List of tasks:
A – Print the passage from the post on AT&T's refurbished phones, starting at "Pantech_duo Well, that" up to and including "five months ago?".
B – According to the post on AT&T's refurbished phones, what does the refurbished Pantech Duo cost with a two-year contract?

Source passage:
[start]

Pantech_duo Well, that didn't take long.  AT&T's been offloading their surplus refurbished phones at a steep discount for a while now, but they just threw a bunch of G3 network smartphones up onto the refurb list, and wouldn't you know, the Pantech Duo is one of them.  Didn't it only come out five months ago?

This is the neat-looking Windows Mobile dual slider phone that came out late last year, with a vertical slide for the dialpad and horizontal slide for the QWERTY keyboard.  It's load-out includes a 1.3 megapixel camera, Bluetooth, quad-band support, and that lovely HSDPA-level 3G network, which also gives you access to broadband goodies like AT&T Music and Cellular Video, including live mobile TV, all at iPhone-dusting speeds.  The refurb's $99 with a two year contract, half what a new Duo runs.

If the Duo's a little to plastic for your tastes, there's also the slightly older LG Trax.  It's got pretty much the same feature set, but crammed in a mirror-finish flip-phone without the QWERTY.  It's $230 new, and Free as a refurb with the two-year contract.

Again, these are cheap options for people who want the (second hand) latest and greatest, but it's strictly Buyer Beware.  If you stick with AT&T for insurance, you'll be stuck with refurbs until your contract runs out.  A SquareTrade cell phone warranty will run you half their price, and pays out in cash so you can choose your next phone yourself, instead of taking whatever they decide to send you.

[end]

Supplied information:
[start]

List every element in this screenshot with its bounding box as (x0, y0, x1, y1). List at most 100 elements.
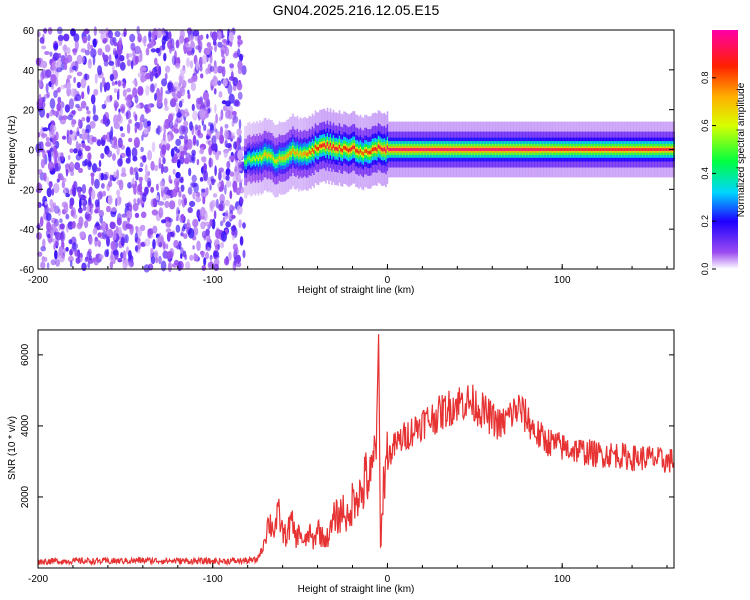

[end]

Set of answers:
A –
Pantech_duo Well, that didn't take long.  AT&T's been offloading their surplus refurbished phones at a steep discount for a while now, but they just threw a bunch of G3 network smartphones up onto the refurb list, and wouldn't you know, the Pantech Duo is one of them.  Didn't it only come out five months ago?

B – $99